> **Written task**
Count every line below in which "this" occurs, then give only the count.

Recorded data
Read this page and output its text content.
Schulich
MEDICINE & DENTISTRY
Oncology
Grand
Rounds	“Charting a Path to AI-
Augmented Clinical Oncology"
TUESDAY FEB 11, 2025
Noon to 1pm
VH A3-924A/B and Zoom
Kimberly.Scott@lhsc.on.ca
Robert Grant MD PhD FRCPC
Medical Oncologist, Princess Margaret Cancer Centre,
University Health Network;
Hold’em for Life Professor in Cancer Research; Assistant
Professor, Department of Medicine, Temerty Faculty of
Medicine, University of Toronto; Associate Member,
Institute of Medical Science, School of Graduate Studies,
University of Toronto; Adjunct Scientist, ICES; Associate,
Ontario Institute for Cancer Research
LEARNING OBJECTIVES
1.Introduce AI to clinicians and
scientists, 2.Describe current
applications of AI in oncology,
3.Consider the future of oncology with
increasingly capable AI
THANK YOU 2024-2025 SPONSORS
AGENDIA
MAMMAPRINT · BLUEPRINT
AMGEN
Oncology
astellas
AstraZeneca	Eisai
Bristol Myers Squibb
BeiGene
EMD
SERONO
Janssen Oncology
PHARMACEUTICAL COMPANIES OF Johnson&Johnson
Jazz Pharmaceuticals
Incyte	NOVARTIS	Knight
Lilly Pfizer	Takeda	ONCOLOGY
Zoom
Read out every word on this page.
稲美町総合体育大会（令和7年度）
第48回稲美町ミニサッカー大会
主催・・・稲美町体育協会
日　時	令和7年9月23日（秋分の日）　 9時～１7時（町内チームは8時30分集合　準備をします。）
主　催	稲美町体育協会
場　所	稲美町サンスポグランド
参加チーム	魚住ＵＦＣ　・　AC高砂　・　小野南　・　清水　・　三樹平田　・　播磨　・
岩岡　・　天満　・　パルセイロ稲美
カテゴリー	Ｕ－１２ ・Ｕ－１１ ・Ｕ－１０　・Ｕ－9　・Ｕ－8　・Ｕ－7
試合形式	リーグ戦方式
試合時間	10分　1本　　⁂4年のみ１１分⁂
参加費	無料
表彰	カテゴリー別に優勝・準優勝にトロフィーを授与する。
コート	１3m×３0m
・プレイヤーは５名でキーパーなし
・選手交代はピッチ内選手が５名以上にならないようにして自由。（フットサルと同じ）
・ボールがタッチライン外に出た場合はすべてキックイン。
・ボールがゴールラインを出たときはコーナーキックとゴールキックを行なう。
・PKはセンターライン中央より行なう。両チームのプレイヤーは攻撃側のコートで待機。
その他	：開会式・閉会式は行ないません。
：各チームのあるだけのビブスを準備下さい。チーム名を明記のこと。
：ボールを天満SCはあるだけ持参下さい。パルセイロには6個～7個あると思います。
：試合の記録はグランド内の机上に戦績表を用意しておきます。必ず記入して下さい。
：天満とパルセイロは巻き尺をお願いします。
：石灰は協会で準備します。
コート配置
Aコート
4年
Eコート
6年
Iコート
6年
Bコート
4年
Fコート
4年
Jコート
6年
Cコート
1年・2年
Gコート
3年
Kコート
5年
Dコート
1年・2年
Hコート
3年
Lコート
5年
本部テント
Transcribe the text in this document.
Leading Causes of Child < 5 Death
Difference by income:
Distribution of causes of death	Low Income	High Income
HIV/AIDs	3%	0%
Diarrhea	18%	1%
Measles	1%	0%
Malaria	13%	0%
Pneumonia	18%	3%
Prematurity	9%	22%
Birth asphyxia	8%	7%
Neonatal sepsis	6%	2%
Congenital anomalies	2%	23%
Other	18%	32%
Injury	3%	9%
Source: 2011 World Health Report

> **Output of the exercise**
3